PROBLEM STATEMENT: Return every line of the records below verbatim, with no pictures in the copy.

Data entries:
-- START --

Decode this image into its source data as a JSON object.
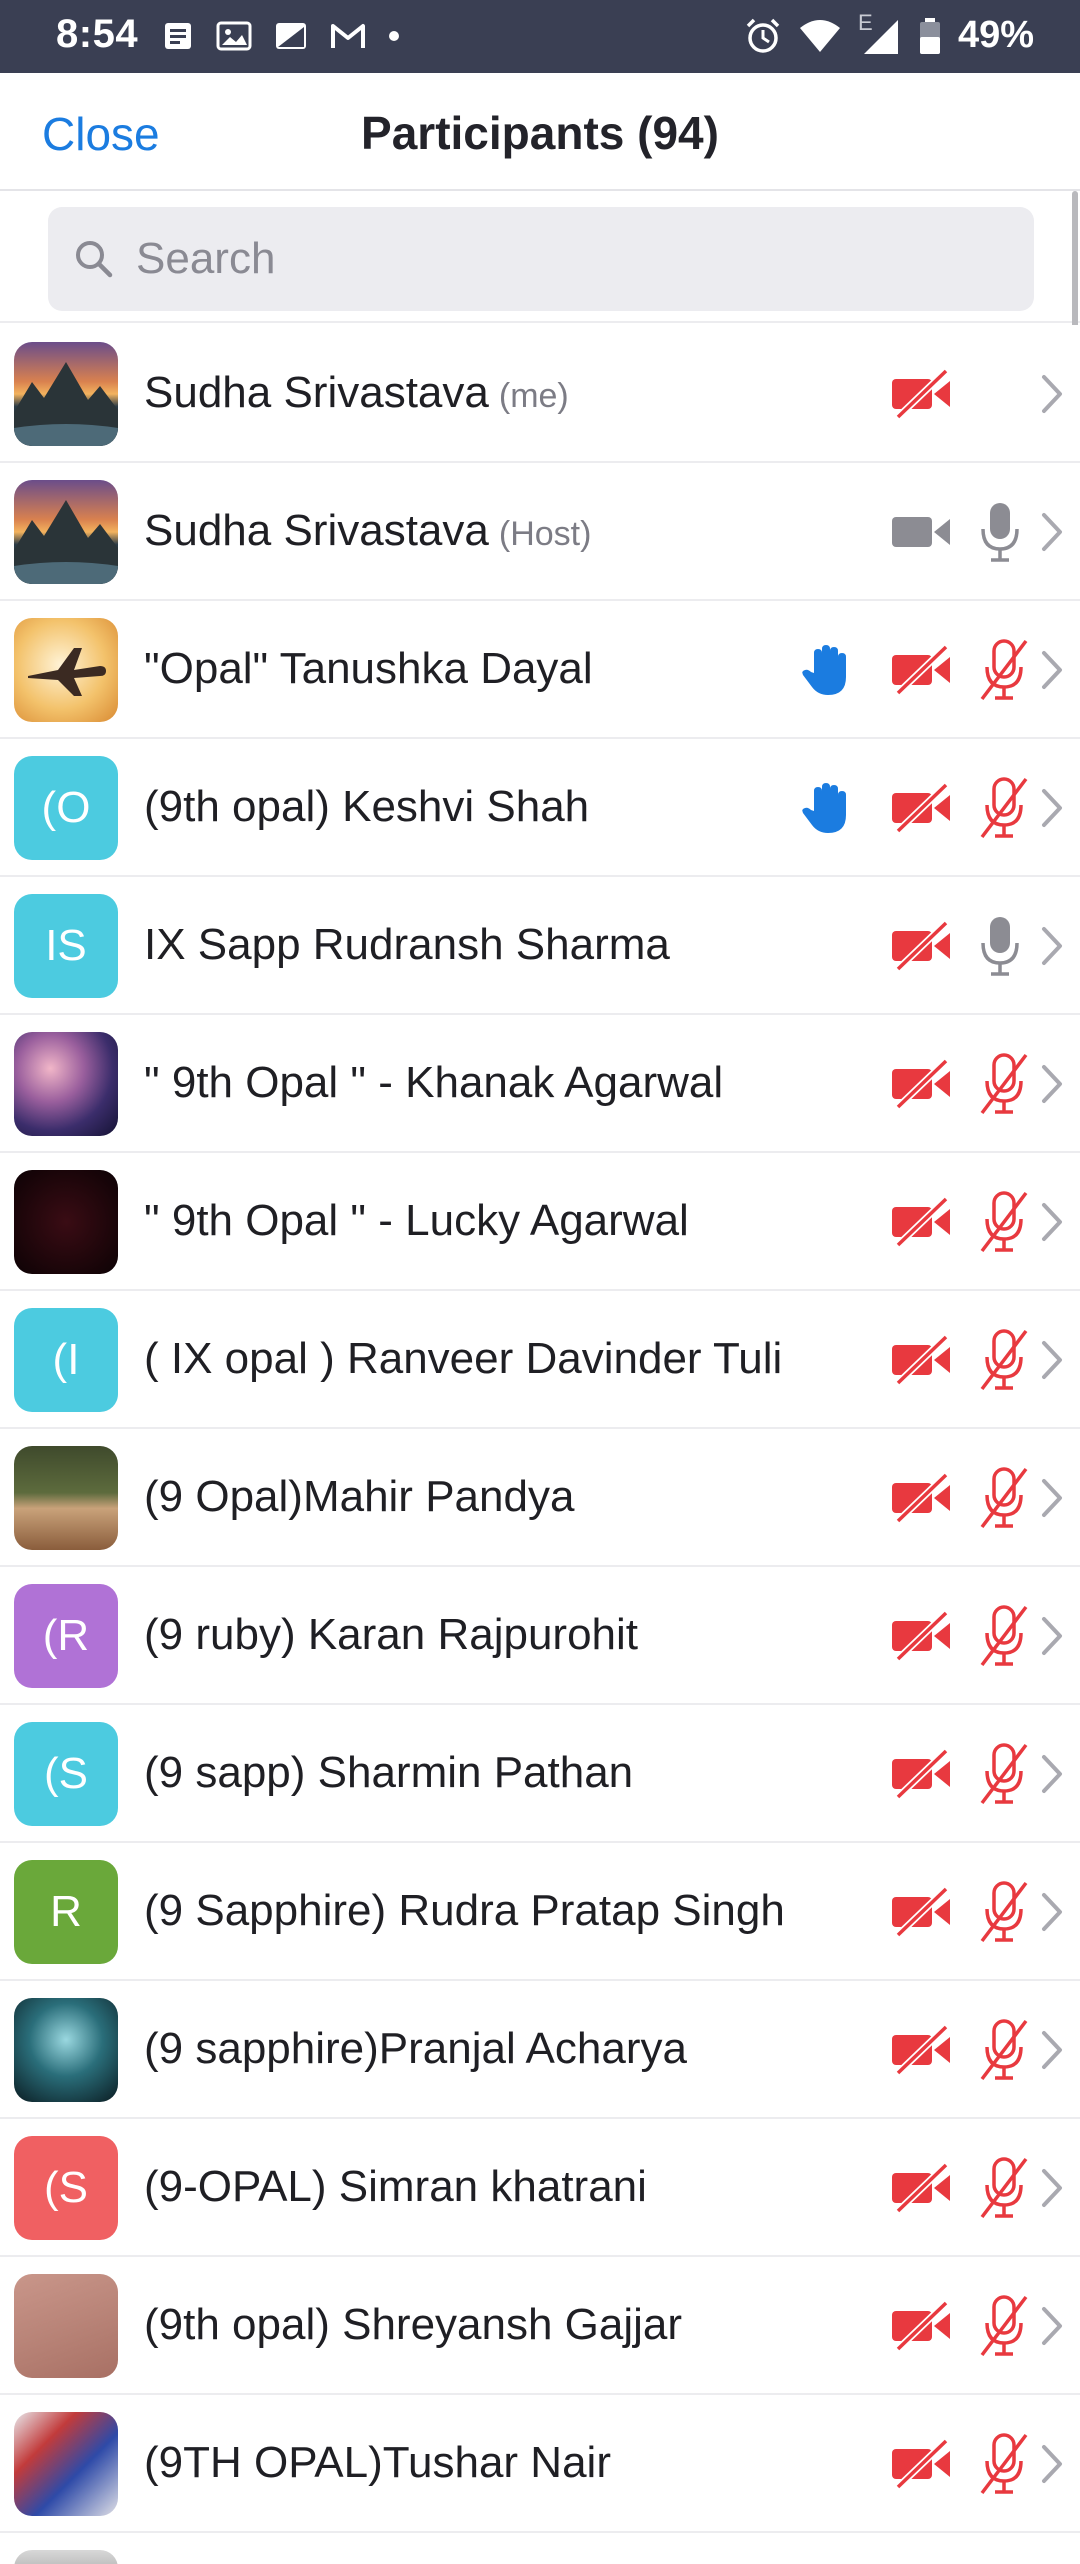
{
  "status_bar": {
    "time": "8:54",
    "network_label": "E",
    "battery": "49%",
    "icons_left": [
      "news-icon",
      "photo-icon",
      "image-icon",
      "gmail-icon",
      "dot-icon"
    ],
    "icons_right": [
      "alarm-icon",
      "wifi-icon",
      "signal-icon",
      "battery-icon"
    ]
  },
  "header": {
    "close_label": "Close",
    "title": "Participants (94)"
  },
  "search": {
    "placeholder": "Search",
    "value": ""
  },
  "colors": {
    "accent": "#1b7ce0",
    "muted_red": "#e8393f",
    "gray_icon": "#8c8c93",
    "status_bar": "#3a3f53"
  },
  "participants": [
    {
      "name": "Sudha Srivastava",
      "tag": "(me)",
      "avatar": {
        "type": "image",
        "style": "sunset"
      },
      "hand": false,
      "video": "off",
      "audio": "none"
    },
    {
      "name": "Sudha Srivastava",
      "tag": "(Host)",
      "avatar": {
        "type": "image",
        "style": "sunset"
      },
      "hand": false,
      "video": "on",
      "audio": "on"
    },
    {
      "name": "\"Opal\" Tanushka Dayal",
      "tag": "",
      "avatar": {
        "type": "image",
        "style": "plane"
      },
      "hand": true,
      "video": "off",
      "audio": "muted"
    },
    {
      "name": "(9th opal) Keshvi Shah",
      "tag": "",
      "avatar": {
        "type": "initials",
        "text": "(O",
        "color": "#4ccbe0"
      },
      "hand": true,
      "video": "off",
      "audio": "muted"
    },
    {
      "name": "IX Sapp Rudransh Sharma",
      "tag": "",
      "avatar": {
        "type": "initials",
        "text": "IS",
        "color": "#4ccbe0"
      },
      "hand": false,
      "video": "off",
      "audio": "on"
    },
    {
      "name": "\" 9th Opal \" - Khanak Agarwal",
      "tag": "",
      "avatar": {
        "type": "image",
        "style": "nebula"
      },
      "hand": false,
      "video": "off",
      "audio": "muted"
    },
    {
      "name": "\" 9th Opal \" - Lucky Agarwal",
      "tag": "",
      "avatar": {
        "type": "image",
        "style": "dark"
      },
      "hand": false,
      "video": "off",
      "audio": "muted"
    },
    {
      "name": "( IX opal ) Ranveer Davinder Tuli",
      "tag": "",
      "avatar": {
        "type": "initials",
        "text": "(I",
        "color": "#4ccbe0"
      },
      "hand": false,
      "video": "off",
      "audio": "muted"
    },
    {
      "name": "(9 Opal)Mahir Pandya",
      "tag": "",
      "avatar": {
        "type": "image",
        "style": "portrait"
      },
      "hand": false,
      "video": "off",
      "audio": "muted"
    },
    {
      "name": "(9 ruby) Karan Rajpurohit",
      "tag": "",
      "avatar": {
        "type": "initials",
        "text": "(R",
        "color": "#b072d6"
      },
      "hand": false,
      "video": "off",
      "audio": "muted"
    },
    {
      "name": "(9 sapp) Sharmin Pathan",
      "tag": "",
      "avatar": {
        "type": "initials",
        "text": "(S",
        "color": "#4ccbe0"
      },
      "hand": false,
      "video": "off",
      "audio": "muted"
    },
    {
      "name": "(9 Sapphire) Rudra Pratap Singh",
      "tag": "",
      "avatar": {
        "type": "initials",
        "text": "R",
        "color": "#6aa83a"
      },
      "hand": false,
      "video": "off",
      "audio": "muted"
    },
    {
      "name": "(9 sapphire)Pranjal Acharya",
      "tag": "",
      "avatar": {
        "type": "image",
        "style": "lion"
      },
      "hand": false,
      "video": "off",
      "audio": "muted"
    },
    {
      "name": "(9-OPAL) Simran khatrani",
      "tag": "",
      "avatar": {
        "type": "initials",
        "text": "(S",
        "color": "#f06062"
      },
      "hand": false,
      "video": "off",
      "audio": "muted"
    },
    {
      "name": "(9th opal) Shreyansh Gajjar",
      "tag": "",
      "avatar": {
        "type": "image",
        "style": "skin"
      },
      "hand": false,
      "video": "off",
      "audio": "muted"
    },
    {
      "name": "(9TH OPAL)Tushar Nair",
      "tag": "",
      "avatar": {
        "type": "image",
        "style": "poster"
      },
      "hand": false,
      "video": "off",
      "audio": "muted"
    }
  ]
}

-- END --

RESPONSE TO THE TASK:
Decode this image into its source data as a JSON object.
{
  "status_bar": {
    "time": "8:54",
    "network_label": "E",
    "battery": "49%",
    "icons_left": [
      "news-icon",
      "photo-icon",
      "image-icon",
      "gmail-icon",
      "dot-icon"
    ],
    "icons_right": [
      "alarm-icon",
      "wifi-icon",
      "signal-icon",
      "battery-icon"
    ]
  },
  "header": {
    "close_label": "Close",
    "title": "Participants (94)"
  },
  "search": {
    "placeholder": "Search",
    "value": ""
  },
  "colors": {
    "accent": "#1b7ce0",
    "muted_red": "#e8393f",
    "gray_icon": "#8c8c93",
    "status_bar": "#3a3f53"
  },
  "participants": [
    {
      "name": "Sudha Srivastava",
      "tag": "(me)",
      "avatar": {
        "type": "image",
        "style": "sunset"
      },
      "hand": false,
      "video": "off",
      "audio": "none"
    },
    {
      "name": "Sudha Srivastava",
      "tag": "(Host)",
      "avatar": {
        "type": "image",
        "style": "sunset"
      },
      "hand": false,
      "video": "on",
      "audio": "on"
    },
    {
      "name": "\"Opal\" Tanushka Dayal",
      "tag": "",
      "avatar": {
        "type": "image",
        "style": "plane"
      },
      "hand": true,
      "video": "off",
      "audio": "muted"
    },
    {
      "name": "(9th opal) Keshvi Shah",
      "tag": "",
      "avatar": {
        "type": "initials",
        "text": "(O",
        "color": "#4ccbe0"
      },
      "hand": true,
      "video": "off",
      "audio": "muted"
    },
    {
      "name": "IX Sapp Rudransh Sharma",
      "tag": "",
      "avatar": {
        "type": "initials",
        "text": "IS",
        "color": "#4ccbe0"
      },
      "hand": false,
      "video": "off",
      "audio": "on"
    },
    {
      "name": "\" 9th Opal \" - Khanak Agarwal",
      "tag": "",
      "avatar": {
        "type": "image",
        "style": "nebula"
      },
      "hand": false,
      "video": "off",
      "audio": "muted"
    },
    {
      "name": "\" 9th Opal \" - Lucky Agarwal",
      "tag": "",
      "avatar": {
        "type": "image",
        "style": "dark"
      },
      "hand": false,
      "video": "off",
      "audio": "muted"
    },
    {
      "name": "( IX opal ) Ranveer Davinder Tuli",
      "tag": "",
      "avatar": {
        "type": "initials",
        "text": "(I",
        "color": "#4ccbe0"
      },
      "hand": false,
      "video": "off",
      "audio": "muted"
    },
    {
      "name": "(9 Opal)Mahir Pandya",
      "tag": "",
      "avatar": {
        "type": "image",
        "style": "portrait"
      },
      "hand": false,
      "video": "off",
      "audio": "muted"
    },
    {
      "name": "(9 ruby) Karan Rajpurohit",
      "tag": "",
      "avatar": {
        "type": "initials",
        "text": "(R",
        "color": "#b072d6"
      },
      "hand": false,
      "video": "off",
      "audio": "muted"
    },
    {
      "name": "(9 sapp) Sharmin Pathan",
      "tag": "",
      "avatar": {
        "type": "initials",
        "text": "(S",
        "color": "#4ccbe0"
      },
      "hand": false,
      "video": "off",
      "audio": "muted"
    },
    {
      "name": "(9 Sapphire) Rudra Pratap Singh",
      "tag": "",
      "avatar": {
        "type": "initials",
        "text": "R",
        "color": "#6aa83a"
      },
      "hand": false,
      "video": "off",
      "audio": "muted"
    },
    {
      "name": "(9 sapphire)Pranjal Acharya",
      "tag": "",
      "avatar": {
        "type": "image",
        "style": "lion"
      },
      "hand": false,
      "video": "off",
      "audio": "muted"
    },
    {
      "name": "(9-OPAL) Simran khatrani",
      "tag": "",
      "avatar": {
        "type": "initials",
        "text": "(S",
        "color": "#f06062"
      },
      "hand": false,
      "video": "off",
      "audio": "muted"
    },
    {
      "name": "(9th opal) Shreyansh Gajjar",
      "tag": "",
      "avatar": {
        "type": "image",
        "style": "skin"
      },
      "hand": false,
      "video": "off",
      "audio": "muted"
    },
    {
      "name": "(9TH OPAL)Tushar Nair",
      "tag": "",
      "avatar": {
        "type": "image",
        "style": "poster"
      },
      "hand": false,
      "video": "off",
      "audio": "muted"
    }
  ]
}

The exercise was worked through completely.